[What needs to be done]
From the listing below, pull out every line that contains the string "Wednesday" and copy those lines in order.

::: Data entries :::

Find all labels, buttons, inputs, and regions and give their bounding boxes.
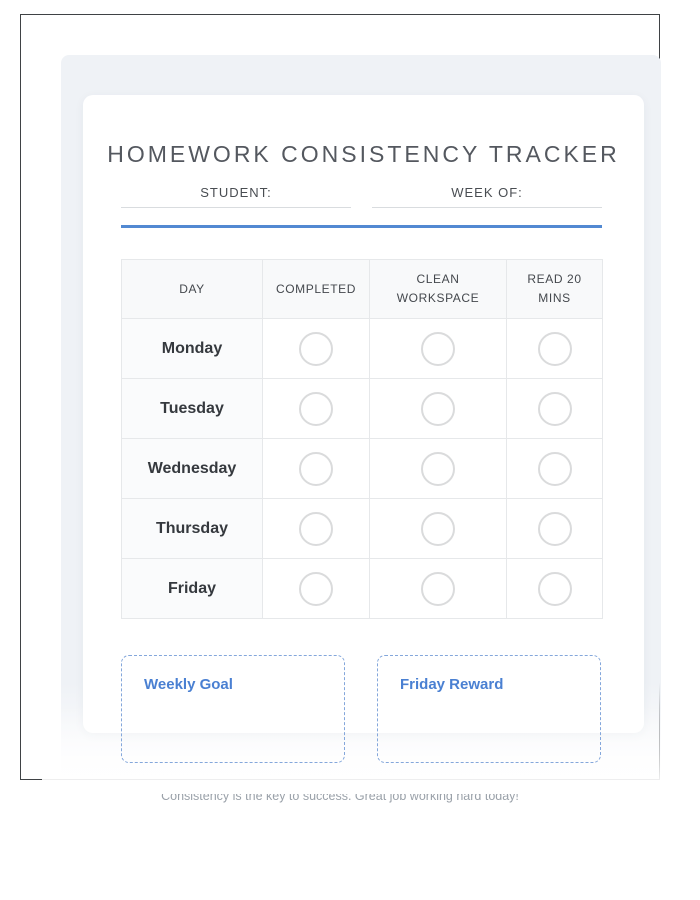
check-cell [369, 318, 507, 379]
footer-quote-container: Consistency is the key to success. Great… [20, 789, 660, 803]
check-cell [262, 438, 370, 499]
footer-quote: Consistency is the key to success. Great… [161, 789, 519, 803]
tracker-table: DAY COMPLETED CLEAN WORKSPACE READ 20 MI… [121, 259, 603, 619]
checkbox-circle[interactable] [299, 511, 333, 546]
checkbox-circle[interactable] [537, 391, 572, 426]
checkbox-circle[interactable] [537, 331, 572, 366]
day-label: Wednesday [121, 438, 263, 499]
check-cell [506, 378, 603, 439]
friday-reward-title: Friday Reward [400, 676, 504, 693]
table-header-row: DAY COMPLETED CLEAN WORKSPACE READ 20 MI… [121, 259, 603, 319]
checkbox-circle[interactable] [537, 571, 572, 606]
table-row: Monday [121, 318, 603, 379]
column-header-completed: COMPLETED [262, 259, 370, 319]
column-header-day: DAY [121, 259, 263, 319]
column-header-clean-workspace: CLEAN WORKSPACE [369, 259, 507, 319]
check-cell [369, 558, 507, 619]
weekly-goal-box[interactable]: Weekly Goal [121, 655, 345, 763]
checkbox-circle[interactable] [537, 451, 572, 486]
checkbox-circle[interactable] [421, 571, 455, 606]
check-cell [506, 318, 603, 379]
checkbox-circle[interactable] [299, 331, 333, 366]
day-label: Monday [121, 318, 263, 379]
check-cell [262, 558, 370, 619]
check-cell [369, 498, 507, 559]
check-cell [262, 318, 370, 379]
column-header-read-20-mins: READ 20 MINS [506, 259, 603, 319]
page-title: HOMEWORK CONSISTENCY TRACKER [107, 141, 620, 167]
weekly-goal-title: Weekly Goal [144, 676, 233, 693]
checkbox-circle[interactable] [421, 451, 455, 486]
check-cell [506, 438, 603, 499]
checkbox-circle[interactable] [299, 391, 333, 426]
header-fields: STUDENT: WEEK OF: [121, 185, 602, 208]
check-cell [369, 438, 507, 499]
friday-reward-box[interactable]: Friday Reward [377, 655, 601, 763]
tracker-table-body: Monday Tuesday Wednesday Thursday Friday [121, 318, 603, 619]
checkbox-circle[interactable] [421, 511, 455, 546]
checkbox-circle[interactable] [299, 451, 333, 486]
check-cell [262, 378, 370, 439]
table-row: Wednesday [121, 438, 603, 499]
week-of-field[interactable]: WEEK OF: [372, 185, 602, 208]
worksheet-card: HOMEWORK CONSISTENCY TRACKER STUDENT: WE… [83, 95, 644, 733]
accent-divider [121, 225, 602, 228]
day-label: Friday [121, 558, 263, 619]
table-row: Thursday [121, 498, 603, 559]
check-cell [369, 378, 507, 439]
table-row: Tuesday [121, 378, 603, 439]
document-page: HOMEWORK CONSISTENCY TRACKER STUDENT: WE… [20, 14, 680, 794]
day-label: Tuesday [121, 378, 263, 439]
student-field[interactable]: STUDENT: [121, 185, 351, 208]
check-cell [506, 498, 603, 559]
table-row: Friday [121, 558, 603, 619]
check-cell [262, 498, 370, 559]
checkbox-circle[interactable] [421, 391, 455, 426]
checkbox-circle[interactable] [537, 511, 572, 546]
checkbox-circle[interactable] [421, 331, 455, 366]
week-of-field-label: WEEK OF: [372, 185, 602, 208]
day-label: Thursday [121, 498, 263, 559]
student-field-label: STUDENT: [121, 185, 351, 208]
checkbox-circle[interactable] [299, 571, 333, 606]
check-cell [506, 558, 603, 619]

:::

[Written response]
day-label: Wednesday [121, 438, 263, 499]
tracker-table-body: Monday Tuesday Wednesday Thursday Friday [121, 318, 603, 619]
table-row: Wednesday [121, 438, 603, 499]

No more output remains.